→ Objective
Each line that includes the word "Regler" counts once; give the total and nothing more.

▬▬▬▬▬▬

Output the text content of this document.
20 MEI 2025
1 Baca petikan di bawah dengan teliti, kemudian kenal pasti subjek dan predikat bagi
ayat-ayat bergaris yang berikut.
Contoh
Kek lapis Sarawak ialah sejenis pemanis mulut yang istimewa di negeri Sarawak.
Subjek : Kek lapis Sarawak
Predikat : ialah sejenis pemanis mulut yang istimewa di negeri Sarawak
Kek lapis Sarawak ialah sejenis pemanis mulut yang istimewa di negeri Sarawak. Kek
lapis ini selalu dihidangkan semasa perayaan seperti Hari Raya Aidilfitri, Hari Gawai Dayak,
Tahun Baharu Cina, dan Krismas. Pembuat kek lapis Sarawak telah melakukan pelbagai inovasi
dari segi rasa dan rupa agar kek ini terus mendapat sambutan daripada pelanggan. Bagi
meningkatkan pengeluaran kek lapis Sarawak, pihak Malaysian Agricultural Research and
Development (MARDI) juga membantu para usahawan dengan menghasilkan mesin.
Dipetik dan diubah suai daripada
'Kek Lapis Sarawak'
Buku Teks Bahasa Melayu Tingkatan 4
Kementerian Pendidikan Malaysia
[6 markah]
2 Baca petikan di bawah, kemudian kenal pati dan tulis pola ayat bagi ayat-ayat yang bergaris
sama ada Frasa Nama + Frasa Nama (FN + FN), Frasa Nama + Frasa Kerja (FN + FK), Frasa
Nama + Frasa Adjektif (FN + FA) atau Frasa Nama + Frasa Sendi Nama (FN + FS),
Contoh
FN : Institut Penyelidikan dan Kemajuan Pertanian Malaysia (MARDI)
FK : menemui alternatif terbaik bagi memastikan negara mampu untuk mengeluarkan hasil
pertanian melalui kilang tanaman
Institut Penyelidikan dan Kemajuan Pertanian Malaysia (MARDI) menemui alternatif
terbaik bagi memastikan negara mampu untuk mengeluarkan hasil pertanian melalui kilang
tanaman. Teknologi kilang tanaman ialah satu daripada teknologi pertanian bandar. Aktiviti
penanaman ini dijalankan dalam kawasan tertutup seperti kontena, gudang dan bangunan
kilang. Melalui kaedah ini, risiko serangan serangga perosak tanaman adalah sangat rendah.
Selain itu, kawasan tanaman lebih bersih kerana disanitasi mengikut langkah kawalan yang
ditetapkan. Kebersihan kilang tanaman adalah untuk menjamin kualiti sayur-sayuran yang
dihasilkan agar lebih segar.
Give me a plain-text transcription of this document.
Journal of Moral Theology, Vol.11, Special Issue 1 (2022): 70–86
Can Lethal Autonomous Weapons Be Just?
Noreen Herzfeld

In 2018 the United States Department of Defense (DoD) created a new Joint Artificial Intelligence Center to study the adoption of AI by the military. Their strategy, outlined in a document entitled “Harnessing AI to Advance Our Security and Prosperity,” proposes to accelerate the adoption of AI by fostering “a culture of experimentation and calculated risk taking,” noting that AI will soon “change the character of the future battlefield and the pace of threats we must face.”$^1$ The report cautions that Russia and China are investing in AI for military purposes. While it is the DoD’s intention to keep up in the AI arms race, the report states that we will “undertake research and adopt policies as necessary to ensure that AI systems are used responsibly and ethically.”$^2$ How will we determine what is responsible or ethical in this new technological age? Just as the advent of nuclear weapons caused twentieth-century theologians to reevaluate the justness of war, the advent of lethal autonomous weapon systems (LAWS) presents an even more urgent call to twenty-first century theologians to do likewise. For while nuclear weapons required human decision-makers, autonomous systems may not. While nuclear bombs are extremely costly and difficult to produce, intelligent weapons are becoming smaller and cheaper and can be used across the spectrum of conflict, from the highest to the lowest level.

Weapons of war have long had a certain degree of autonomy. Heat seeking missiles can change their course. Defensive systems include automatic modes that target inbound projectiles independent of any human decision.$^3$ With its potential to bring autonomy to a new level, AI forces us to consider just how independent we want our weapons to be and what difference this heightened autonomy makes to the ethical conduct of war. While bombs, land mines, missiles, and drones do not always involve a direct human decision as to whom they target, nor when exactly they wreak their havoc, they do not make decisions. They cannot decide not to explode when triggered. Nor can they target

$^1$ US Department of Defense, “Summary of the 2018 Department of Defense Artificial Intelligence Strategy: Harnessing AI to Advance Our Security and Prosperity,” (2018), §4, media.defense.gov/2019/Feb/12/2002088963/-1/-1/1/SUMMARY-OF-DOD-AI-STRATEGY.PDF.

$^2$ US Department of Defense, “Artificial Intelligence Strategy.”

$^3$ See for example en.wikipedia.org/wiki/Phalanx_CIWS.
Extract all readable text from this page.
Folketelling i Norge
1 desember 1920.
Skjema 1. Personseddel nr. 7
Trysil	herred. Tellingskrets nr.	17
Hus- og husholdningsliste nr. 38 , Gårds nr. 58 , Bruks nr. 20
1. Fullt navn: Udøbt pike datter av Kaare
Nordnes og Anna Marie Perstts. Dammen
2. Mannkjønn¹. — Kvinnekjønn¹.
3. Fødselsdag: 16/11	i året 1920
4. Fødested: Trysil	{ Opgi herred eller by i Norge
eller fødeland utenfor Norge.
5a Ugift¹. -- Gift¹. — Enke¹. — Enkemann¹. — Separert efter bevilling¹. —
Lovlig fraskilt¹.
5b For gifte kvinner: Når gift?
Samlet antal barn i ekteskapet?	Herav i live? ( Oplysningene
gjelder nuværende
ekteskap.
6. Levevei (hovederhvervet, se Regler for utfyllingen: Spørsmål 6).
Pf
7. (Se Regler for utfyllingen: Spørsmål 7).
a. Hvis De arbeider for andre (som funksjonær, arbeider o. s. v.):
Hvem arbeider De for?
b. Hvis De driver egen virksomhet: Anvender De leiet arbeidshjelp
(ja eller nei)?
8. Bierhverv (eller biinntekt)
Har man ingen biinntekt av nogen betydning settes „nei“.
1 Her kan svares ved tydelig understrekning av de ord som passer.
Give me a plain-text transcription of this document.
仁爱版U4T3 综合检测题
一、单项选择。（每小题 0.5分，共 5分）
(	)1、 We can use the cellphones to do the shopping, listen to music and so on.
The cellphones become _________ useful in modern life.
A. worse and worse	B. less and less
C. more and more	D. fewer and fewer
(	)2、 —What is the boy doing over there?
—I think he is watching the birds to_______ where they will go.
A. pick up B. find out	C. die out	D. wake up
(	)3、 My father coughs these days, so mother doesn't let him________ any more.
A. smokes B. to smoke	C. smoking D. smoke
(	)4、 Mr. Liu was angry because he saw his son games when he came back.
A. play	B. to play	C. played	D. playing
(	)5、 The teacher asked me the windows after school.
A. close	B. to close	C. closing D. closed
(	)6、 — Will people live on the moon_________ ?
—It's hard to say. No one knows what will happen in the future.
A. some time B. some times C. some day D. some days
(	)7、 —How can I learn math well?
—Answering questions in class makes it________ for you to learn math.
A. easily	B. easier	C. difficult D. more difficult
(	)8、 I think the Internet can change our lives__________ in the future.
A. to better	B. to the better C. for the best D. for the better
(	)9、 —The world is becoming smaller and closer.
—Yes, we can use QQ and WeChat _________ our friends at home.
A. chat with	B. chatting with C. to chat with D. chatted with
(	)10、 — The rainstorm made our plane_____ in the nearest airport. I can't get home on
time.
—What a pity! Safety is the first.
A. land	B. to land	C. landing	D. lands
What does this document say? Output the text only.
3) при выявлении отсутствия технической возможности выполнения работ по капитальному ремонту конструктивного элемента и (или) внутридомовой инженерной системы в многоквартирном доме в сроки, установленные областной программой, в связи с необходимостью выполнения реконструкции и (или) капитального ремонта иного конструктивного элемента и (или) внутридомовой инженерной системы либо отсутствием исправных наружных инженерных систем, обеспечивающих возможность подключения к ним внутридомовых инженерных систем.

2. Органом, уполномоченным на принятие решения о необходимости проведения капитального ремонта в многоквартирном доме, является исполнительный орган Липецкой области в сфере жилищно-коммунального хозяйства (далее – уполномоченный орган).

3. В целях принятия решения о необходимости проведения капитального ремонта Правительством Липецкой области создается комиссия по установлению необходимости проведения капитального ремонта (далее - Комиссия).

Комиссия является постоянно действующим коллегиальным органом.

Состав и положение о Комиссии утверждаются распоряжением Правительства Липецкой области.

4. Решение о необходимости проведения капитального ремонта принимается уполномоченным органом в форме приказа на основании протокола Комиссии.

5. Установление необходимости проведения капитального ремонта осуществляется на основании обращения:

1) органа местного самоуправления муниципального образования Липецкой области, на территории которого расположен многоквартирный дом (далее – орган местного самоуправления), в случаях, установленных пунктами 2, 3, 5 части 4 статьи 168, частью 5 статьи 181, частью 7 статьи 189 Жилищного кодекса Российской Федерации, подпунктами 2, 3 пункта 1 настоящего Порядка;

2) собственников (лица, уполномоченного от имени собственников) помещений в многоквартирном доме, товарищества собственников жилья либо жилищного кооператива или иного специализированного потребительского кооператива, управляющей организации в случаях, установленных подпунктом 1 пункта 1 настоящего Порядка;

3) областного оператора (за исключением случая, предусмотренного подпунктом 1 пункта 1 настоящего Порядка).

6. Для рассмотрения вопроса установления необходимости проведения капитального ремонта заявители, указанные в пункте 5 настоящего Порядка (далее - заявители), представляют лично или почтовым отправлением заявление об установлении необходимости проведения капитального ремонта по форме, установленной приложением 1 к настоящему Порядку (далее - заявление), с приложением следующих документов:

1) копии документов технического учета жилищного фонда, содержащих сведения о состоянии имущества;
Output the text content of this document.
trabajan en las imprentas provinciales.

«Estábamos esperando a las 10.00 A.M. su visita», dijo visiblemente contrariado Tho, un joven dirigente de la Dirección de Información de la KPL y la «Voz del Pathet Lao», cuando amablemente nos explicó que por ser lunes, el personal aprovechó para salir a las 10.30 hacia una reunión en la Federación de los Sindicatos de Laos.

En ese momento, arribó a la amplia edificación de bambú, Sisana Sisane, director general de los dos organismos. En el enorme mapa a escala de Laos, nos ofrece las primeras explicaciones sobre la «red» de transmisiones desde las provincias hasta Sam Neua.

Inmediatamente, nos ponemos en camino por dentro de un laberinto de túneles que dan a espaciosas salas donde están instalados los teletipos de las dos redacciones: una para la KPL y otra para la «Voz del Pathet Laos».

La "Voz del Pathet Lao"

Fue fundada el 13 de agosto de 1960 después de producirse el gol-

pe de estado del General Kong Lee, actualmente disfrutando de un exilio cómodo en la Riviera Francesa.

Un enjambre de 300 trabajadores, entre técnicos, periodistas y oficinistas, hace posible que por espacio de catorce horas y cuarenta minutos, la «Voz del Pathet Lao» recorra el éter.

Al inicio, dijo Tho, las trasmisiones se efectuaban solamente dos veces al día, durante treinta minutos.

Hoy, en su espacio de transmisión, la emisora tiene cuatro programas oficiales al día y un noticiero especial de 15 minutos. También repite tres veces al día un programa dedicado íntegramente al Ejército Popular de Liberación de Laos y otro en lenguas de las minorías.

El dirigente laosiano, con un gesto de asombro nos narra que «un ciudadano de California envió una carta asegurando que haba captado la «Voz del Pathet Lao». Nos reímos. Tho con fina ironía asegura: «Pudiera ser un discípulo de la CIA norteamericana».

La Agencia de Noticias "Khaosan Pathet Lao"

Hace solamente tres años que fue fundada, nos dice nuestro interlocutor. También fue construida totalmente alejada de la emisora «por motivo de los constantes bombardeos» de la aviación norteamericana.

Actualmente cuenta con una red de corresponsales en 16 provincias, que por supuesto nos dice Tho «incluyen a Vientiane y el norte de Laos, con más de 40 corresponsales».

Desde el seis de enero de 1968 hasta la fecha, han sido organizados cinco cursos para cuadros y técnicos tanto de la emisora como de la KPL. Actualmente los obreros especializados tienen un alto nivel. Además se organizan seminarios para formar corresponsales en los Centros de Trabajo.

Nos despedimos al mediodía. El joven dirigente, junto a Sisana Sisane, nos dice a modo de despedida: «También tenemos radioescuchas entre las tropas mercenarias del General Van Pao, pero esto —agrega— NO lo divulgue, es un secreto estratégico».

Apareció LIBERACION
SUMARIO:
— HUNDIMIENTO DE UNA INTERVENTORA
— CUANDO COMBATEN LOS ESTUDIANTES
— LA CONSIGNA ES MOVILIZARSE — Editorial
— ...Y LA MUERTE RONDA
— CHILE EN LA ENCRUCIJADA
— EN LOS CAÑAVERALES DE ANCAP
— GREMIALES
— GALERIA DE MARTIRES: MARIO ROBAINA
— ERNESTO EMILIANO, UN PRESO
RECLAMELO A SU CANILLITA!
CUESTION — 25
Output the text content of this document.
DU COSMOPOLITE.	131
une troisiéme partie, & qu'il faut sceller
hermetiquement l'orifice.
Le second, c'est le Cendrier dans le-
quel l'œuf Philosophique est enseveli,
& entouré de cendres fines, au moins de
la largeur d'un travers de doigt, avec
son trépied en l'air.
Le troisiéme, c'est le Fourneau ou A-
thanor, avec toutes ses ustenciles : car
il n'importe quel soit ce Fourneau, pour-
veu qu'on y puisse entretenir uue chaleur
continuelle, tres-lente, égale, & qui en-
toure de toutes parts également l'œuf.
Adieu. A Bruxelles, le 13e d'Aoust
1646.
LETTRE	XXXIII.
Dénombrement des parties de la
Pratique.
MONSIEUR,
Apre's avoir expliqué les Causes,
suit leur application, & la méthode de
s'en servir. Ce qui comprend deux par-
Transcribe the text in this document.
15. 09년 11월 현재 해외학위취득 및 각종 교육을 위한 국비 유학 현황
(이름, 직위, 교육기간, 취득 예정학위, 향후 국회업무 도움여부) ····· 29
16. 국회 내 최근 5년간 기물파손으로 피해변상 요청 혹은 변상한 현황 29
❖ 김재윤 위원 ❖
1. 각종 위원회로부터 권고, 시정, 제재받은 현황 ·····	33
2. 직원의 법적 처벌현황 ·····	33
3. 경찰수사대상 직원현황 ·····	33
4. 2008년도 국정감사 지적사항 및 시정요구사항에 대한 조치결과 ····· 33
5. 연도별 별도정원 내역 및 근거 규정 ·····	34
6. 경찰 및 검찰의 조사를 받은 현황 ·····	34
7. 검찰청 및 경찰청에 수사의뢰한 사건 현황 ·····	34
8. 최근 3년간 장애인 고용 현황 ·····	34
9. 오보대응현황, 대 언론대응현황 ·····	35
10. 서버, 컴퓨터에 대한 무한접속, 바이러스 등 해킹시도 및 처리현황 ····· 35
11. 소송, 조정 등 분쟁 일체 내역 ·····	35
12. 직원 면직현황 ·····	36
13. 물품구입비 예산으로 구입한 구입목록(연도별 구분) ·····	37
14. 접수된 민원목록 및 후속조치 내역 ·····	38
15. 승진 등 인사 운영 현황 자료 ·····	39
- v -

▬▬▬▬▬▬

→ Output of the task
2